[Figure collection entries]
= = = = =

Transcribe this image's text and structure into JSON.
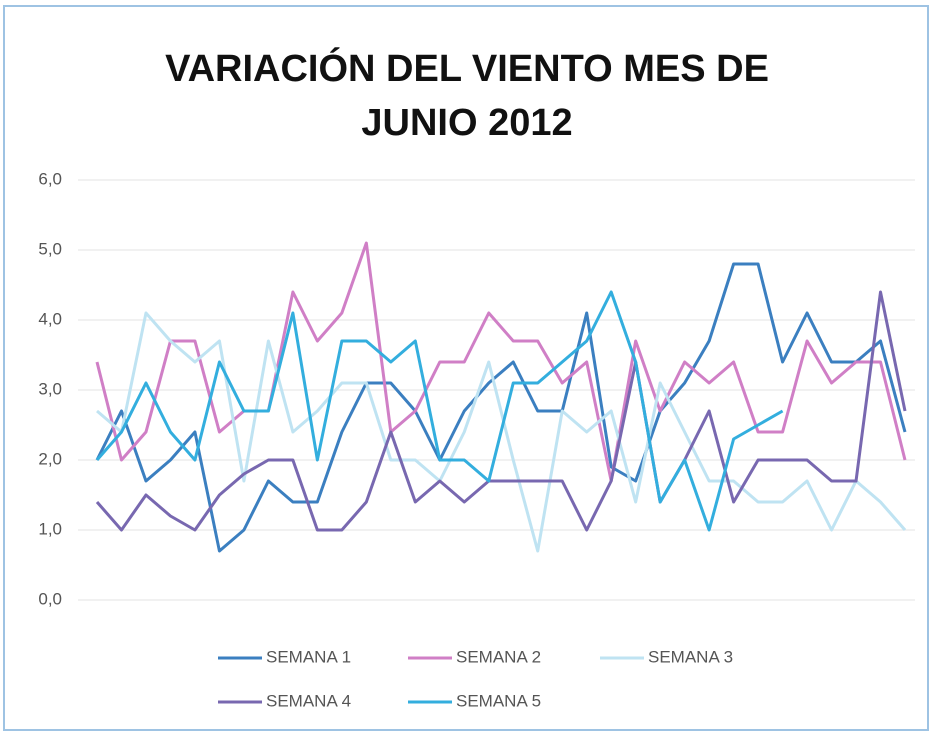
{
  "chart_data": {
    "type": "line",
    "title": "VARIACIÓN DEL VIENTO MES DE JUNIO 2012",
    "categories": [
      null,
      null,
      null,
      null,
      null,
      null,
      null,
      null,
      null,
      null,
      null,
      null,
      null,
      null,
      null,
      null,
      null,
      null,
      null,
      null,
      null,
      null,
      null,
      null,
      null,
      null,
      null,
      null,
      null,
      null,
      null,
      null,
      null,
      null
    ],
    "ylim": [
      0,
      6
    ],
    "yticks": [
      {
        "value": 0,
        "label": "0,0"
      },
      {
        "value": 1,
        "label": "1,0"
      },
      {
        "value": 2,
        "label": "2,0"
      },
      {
        "value": 3,
        "label": "3,0"
      },
      {
        "value": 4,
        "label": "4,0"
      },
      {
        "value": 5,
        "label": "5,0"
      },
      {
        "value": 6,
        "label": "6,0"
      }
    ],
    "grid": true,
    "legend": "bottom",
    "series": [
      {
        "name": "SEMANA 1",
        "color": "#3b7fc0",
        "values": [
          2.0,
          2.7,
          1.7,
          2.0,
          2.4,
          0.7,
          1.0,
          1.7,
          1.4,
          1.4,
          2.4,
          3.1,
          3.1,
          2.7,
          2.0,
          2.7,
          3.1,
          3.4,
          2.7,
          2.7,
          4.1,
          1.9,
          1.7,
          2.7,
          3.1,
          3.7,
          4.8,
          4.8,
          3.4,
          4.1,
          3.4,
          3.4,
          3.7,
          2.4
        ]
      },
      {
        "name": "SEMANA 2",
        "color": "#d07fc6",
        "values": [
          3.4,
          2.0,
          2.4,
          3.7,
          3.7,
          2.4,
          2.7,
          2.7,
          4.4,
          3.7,
          4.1,
          5.1,
          2.4,
          2.7,
          3.4,
          3.4,
          4.1,
          3.7,
          3.7,
          3.1,
          3.4,
          1.7,
          3.7,
          2.7,
          3.4,
          3.1,
          3.4,
          2.4,
          2.4,
          3.7,
          3.1,
          3.4,
          3.4,
          2.0
        ]
      },
      {
        "name": "SEMANA 3",
        "color": "#bfe3f2",
        "values": [
          2.7,
          2.4,
          4.1,
          3.7,
          3.4,
          3.7,
          1.7,
          3.7,
          2.4,
          2.7,
          3.1,
          3.1,
          2.0,
          2.0,
          1.7,
          2.4,
          3.4,
          2.0,
          0.7,
          2.7,
          2.4,
          2.7,
          1.4,
          3.1,
          2.4,
          1.7,
          1.7,
          1.4,
          1.4,
          1.7,
          1.0,
          1.7,
          1.4,
          1.0
        ]
      },
      {
        "name": "SEMANA 4",
        "color": "#7868b0",
        "values": [
          1.4,
          1.0,
          1.5,
          1.2,
          1.0,
          1.5,
          1.8,
          2.0,
          2.0,
          1.0,
          1.0,
          1.4,
          2.4,
          1.4,
          1.7,
          1.4,
          1.7,
          1.7,
          1.7,
          1.7,
          1.0,
          1.7,
          3.4,
          1.4,
          2.0,
          2.7,
          1.4,
          2.0,
          2.0,
          2.0,
          1.7,
          1.7,
          4.4,
          2.7
        ]
      },
      {
        "name": "SEMANA 5",
        "color": "#33aede",
        "values": [
          2.0,
          2.4,
          3.1,
          2.4,
          2.0,
          3.4,
          2.7,
          2.7,
          4.1,
          2.0,
          3.7,
          3.7,
          3.4,
          3.7,
          2.0,
          2.0,
          1.7,
          3.1,
          3.1,
          3.4,
          3.7,
          4.4,
          3.4,
          1.4,
          2.0,
          1.0,
          2.3,
          2.5,
          2.7,
          null,
          null,
          null,
          null,
          null
        ]
      }
    ]
  }
}
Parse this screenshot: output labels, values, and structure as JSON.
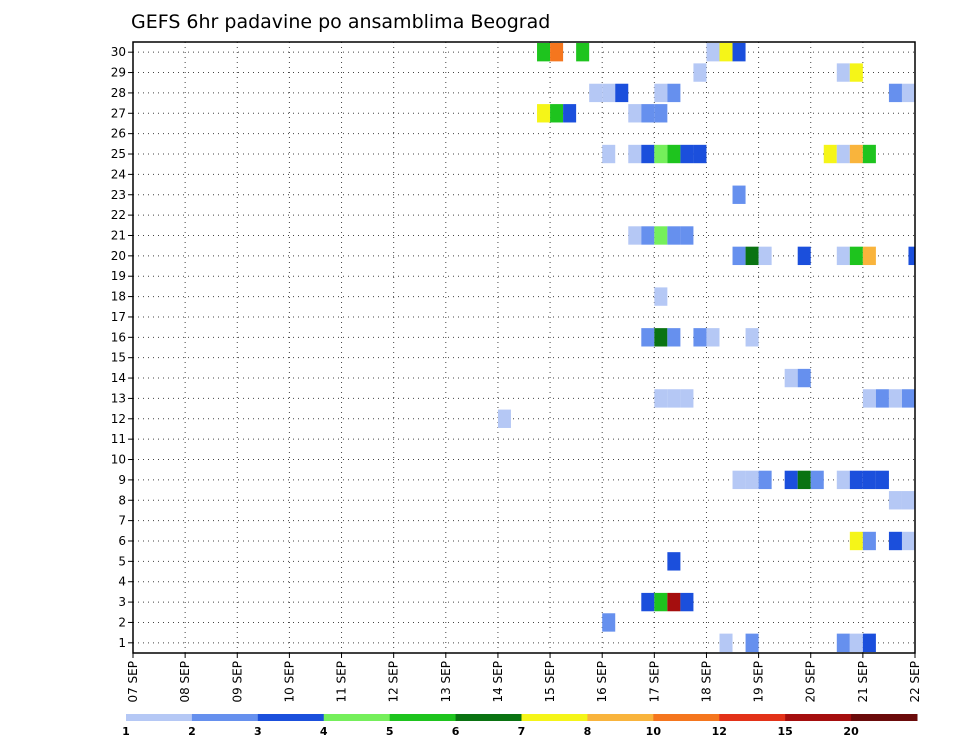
{
  "chart_data": {
    "type": "heatmap",
    "title": "GEFS 6hr padavine po ansamblima Beograd",
    "x_tick_labels": [
      "07 SEP",
      "08 SEP",
      "09 SEP",
      "10 SEP",
      "11 SEP",
      "12 SEP",
      "13 SEP",
      "14 SEP",
      "15 SEP",
      "16 SEP",
      "17 SEP",
      "18 SEP",
      "19 SEP",
      "20 SEP",
      "21 SEP",
      "22 SEP"
    ],
    "y_tick_labels": [
      "1",
      "2",
      "3",
      "4",
      "5",
      "6",
      "7",
      "8",
      "9",
      "10",
      "11",
      "12",
      "13",
      "14",
      "15",
      "16",
      "17",
      "18",
      "19",
      "20",
      "21",
      "22",
      "23",
      "24",
      "25",
      "26",
      "27",
      "28",
      "29",
      "30"
    ],
    "xlim": [
      0,
      60
    ],
    "ylim": [
      0.5,
      30.5
    ],
    "x_unit": "6-hour steps from 07 SEP 00 UTC",
    "grid": true,
    "colorbar": {
      "labels": [
        "1",
        "2",
        "3",
        "4",
        "5",
        "6",
        "7",
        "8",
        "10",
        "12",
        "15",
        "20"
      ],
      "colors": [
        "#b5c8f5",
        "#6690ee",
        "#1b4fdc",
        "#75ef5b",
        "#1ec41e",
        "#0a7312",
        "#f5f518",
        "#f9b43c",
        "#f5761e",
        "#e33218",
        "#a50e0e",
        "#6b0b0b"
      ]
    },
    "points": [
      {
        "m": 30,
        "x": 31.5,
        "c": 5
      },
      {
        "m": 30,
        "x": 32.5,
        "c": 9
      },
      {
        "m": 30,
        "x": 34.5,
        "c": 5
      },
      {
        "m": 30,
        "x": 44.5,
        "c": 1
      },
      {
        "m": 30,
        "x": 45.5,
        "c": 7
      },
      {
        "m": 30,
        "x": 46.5,
        "c": 3
      },
      {
        "m": 29,
        "x": 43.5,
        "c": 1
      },
      {
        "m": 29,
        "x": 54.5,
        "c": 1
      },
      {
        "m": 29,
        "x": 55.5,
        "c": 7
      },
      {
        "m": 28,
        "x": 35.5,
        "c": 1
      },
      {
        "m": 28,
        "x": 36.5,
        "c": 1
      },
      {
        "m": 28,
        "x": 37.5,
        "c": 3
      },
      {
        "m": 28,
        "x": 40.5,
        "c": 1
      },
      {
        "m": 28,
        "x": 41.5,
        "c": 2
      },
      {
        "m": 28,
        "x": 58.5,
        "c": 2
      },
      {
        "m": 28,
        "x": 59.5,
        "c": 1
      },
      {
        "m": 27,
        "x": 31.5,
        "c": 7
      },
      {
        "m": 27,
        "x": 32.5,
        "c": 5
      },
      {
        "m": 27,
        "x": 33.5,
        "c": 3
      },
      {
        "m": 27,
        "x": 38.5,
        "c": 1
      },
      {
        "m": 27,
        "x": 39.5,
        "c": 2
      },
      {
        "m": 27,
        "x": 40.5,
        "c": 2
      },
      {
        "m": 25,
        "x": 36.5,
        "c": 1
      },
      {
        "m": 25,
        "x": 38.5,
        "c": 1
      },
      {
        "m": 25,
        "x": 39.5,
        "c": 3
      },
      {
        "m": 25,
        "x": 40.5,
        "c": 4
      },
      {
        "m": 25,
        "x": 41.5,
        "c": 5
      },
      {
        "m": 25,
        "x": 42.5,
        "c": 3
      },
      {
        "m": 25,
        "x": 43.5,
        "c": 3
      },
      {
        "m": 25,
        "x": 53.5,
        "c": 7
      },
      {
        "m": 25,
        "x": 54.5,
        "c": 1
      },
      {
        "m": 25,
        "x": 55.5,
        "c": 8
      },
      {
        "m": 25,
        "x": 56.5,
        "c": 5
      },
      {
        "m": 23,
        "x": 46.5,
        "c": 2
      },
      {
        "m": 21,
        "x": 38.5,
        "c": 1
      },
      {
        "m": 21,
        "x": 39.5,
        "c": 2
      },
      {
        "m": 21,
        "x": 40.5,
        "c": 4
      },
      {
        "m": 21,
        "x": 41.5,
        "c": 2
      },
      {
        "m": 21,
        "x": 42.5,
        "c": 2
      },
      {
        "m": 20,
        "x": 46.5,
        "c": 2
      },
      {
        "m": 20,
        "x": 47.5,
        "c": 6
      },
      {
        "m": 20,
        "x": 48.5,
        "c": 1
      },
      {
        "m": 20,
        "x": 51.5,
        "c": 3
      },
      {
        "m": 20,
        "x": 54.5,
        "c": 1
      },
      {
        "m": 20,
        "x": 55.5,
        "c": 5
      },
      {
        "m": 20,
        "x": 56.5,
        "c": 8
      },
      {
        "m": 20,
        "x": 60.0,
        "c": 3
      },
      {
        "m": 18,
        "x": 40.5,
        "c": 1
      },
      {
        "m": 16,
        "x": 39.5,
        "c": 2
      },
      {
        "m": 16,
        "x": 40.5,
        "c": 6
      },
      {
        "m": 16,
        "x": 41.5,
        "c": 2
      },
      {
        "m": 16,
        "x": 43.5,
        "c": 2
      },
      {
        "m": 16,
        "x": 44.5,
        "c": 1
      },
      {
        "m": 16,
        "x": 47.5,
        "c": 1
      },
      {
        "m": 14,
        "x": 50.5,
        "c": 1
      },
      {
        "m": 14,
        "x": 51.5,
        "c": 2
      },
      {
        "m": 13,
        "x": 40.5,
        "c": 1
      },
      {
        "m": 13,
        "x": 41.5,
        "c": 1
      },
      {
        "m": 13,
        "x": 42.5,
        "c": 1
      },
      {
        "m": 13,
        "x": 56.5,
        "c": 1
      },
      {
        "m": 13,
        "x": 57.5,
        "c": 2
      },
      {
        "m": 13,
        "x": 58.5,
        "c": 1
      },
      {
        "m": 13,
        "x": 59.5,
        "c": 2
      },
      {
        "m": 12,
        "x": 28.5,
        "c": 1
      },
      {
        "m": 9,
        "x": 46.5,
        "c": 1
      },
      {
        "m": 9,
        "x": 47.5,
        "c": 1
      },
      {
        "m": 9,
        "x": 48.5,
        "c": 2
      },
      {
        "m": 9,
        "x": 50.5,
        "c": 3
      },
      {
        "m": 9,
        "x": 51.5,
        "c": 6
      },
      {
        "m": 9,
        "x": 52.5,
        "c": 2
      },
      {
        "m": 9,
        "x": 54.5,
        "c": 1
      },
      {
        "m": 9,
        "x": 55.5,
        "c": 3
      },
      {
        "m": 9,
        "x": 56.5,
        "c": 3
      },
      {
        "m": 9,
        "x": 57.5,
        "c": 3
      },
      {
        "m": 8,
        "x": 58.5,
        "c": 1
      },
      {
        "m": 8,
        "x": 59.5,
        "c": 1
      },
      {
        "m": 6,
        "x": 55.5,
        "c": 7
      },
      {
        "m": 6,
        "x": 56.5,
        "c": 2
      },
      {
        "m": 6,
        "x": 58.5,
        "c": 3
      },
      {
        "m": 6,
        "x": 59.5,
        "c": 1
      },
      {
        "m": 5,
        "x": 41.5,
        "c": 3
      },
      {
        "m": 3,
        "x": 39.5,
        "c": 3
      },
      {
        "m": 3,
        "x": 40.5,
        "c": 5
      },
      {
        "m": 3,
        "x": 41.5,
        "c": 11
      },
      {
        "m": 3,
        "x": 42.5,
        "c": 3
      },
      {
        "m": 2,
        "x": 36.5,
        "c": 2
      },
      {
        "m": 1,
        "x": 45.5,
        "c": 1
      },
      {
        "m": 1,
        "x": 47.5,
        "c": 2
      },
      {
        "m": 1,
        "x": 54.5,
        "c": 2
      },
      {
        "m": 1,
        "x": 55.5,
        "c": 1
      },
      {
        "m": 1,
        "x": 56.5,
        "c": 3
      }
    ]
  }
}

= = = = =

Your objective
Your answer should be only a number: how many lines of the data above contain the string "name"?

The response
5